Task
Exclude all pictures, then copy each of the records exactly as written.
>> begin Supplied records
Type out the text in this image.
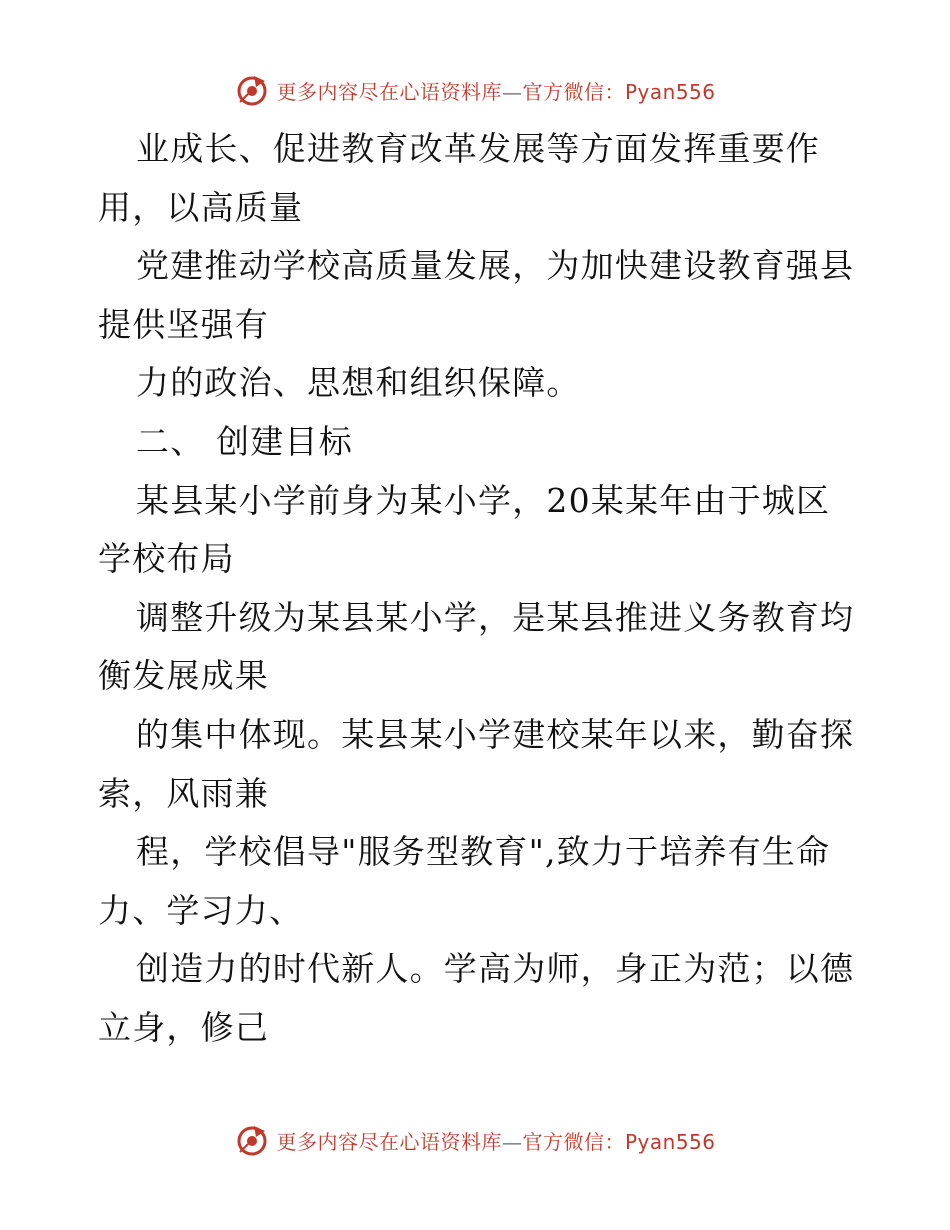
更多内容尽在心语资料库—官方微信：Pyan556
业成长、促进教育改革发展等方面发挥重要作
用，以高质量
党建推动学校高质量发展，为加快建设教育强县
提供坚强有
力的政治、思想和组织保障。
二、 创建目标
某县某小学前身为某小学，20某某年由于城区
学校布局
调整升级为某县某小学，是某县推进义务教育均
衡发展成果
的集中体现。某县某小学建校某年以来，勤奋探
索，风雨兼
程，学校倡导"服务型教育",致力于培养有生命
力、学习力、
创造力的时代新人。学高为师，身正为范；以德
立身，修己
更多内容尽在心语资料库—官方微信：Pyan556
>> end Supplied records
Task result
Type out the text in this image.
更多内容尽在心语资料库—官方微信：Pyan556
业成长、促进教育改革发展等方面发挥重要作
用，以高质量
党建推动学校高质量发展，为加快建设教育强县
提供坚强有
力的政治、思想和组织保障。
二、 创建目标
某县某小学前身为某小学，20某某年由于城区
学校布局
调整升级为某县某小学，是某县推进义务教育均
衡发展成果
的集中体现。某县某小学建校某年以来，勤奋探
索，风雨兼
程，学校倡导"服务型教育",致力于培养有生命
力、学习力、
创造力的时代新人。学高为师，身正为范；以德
立身，修己
更多内容尽在心语资料库—官方微信：Pyan556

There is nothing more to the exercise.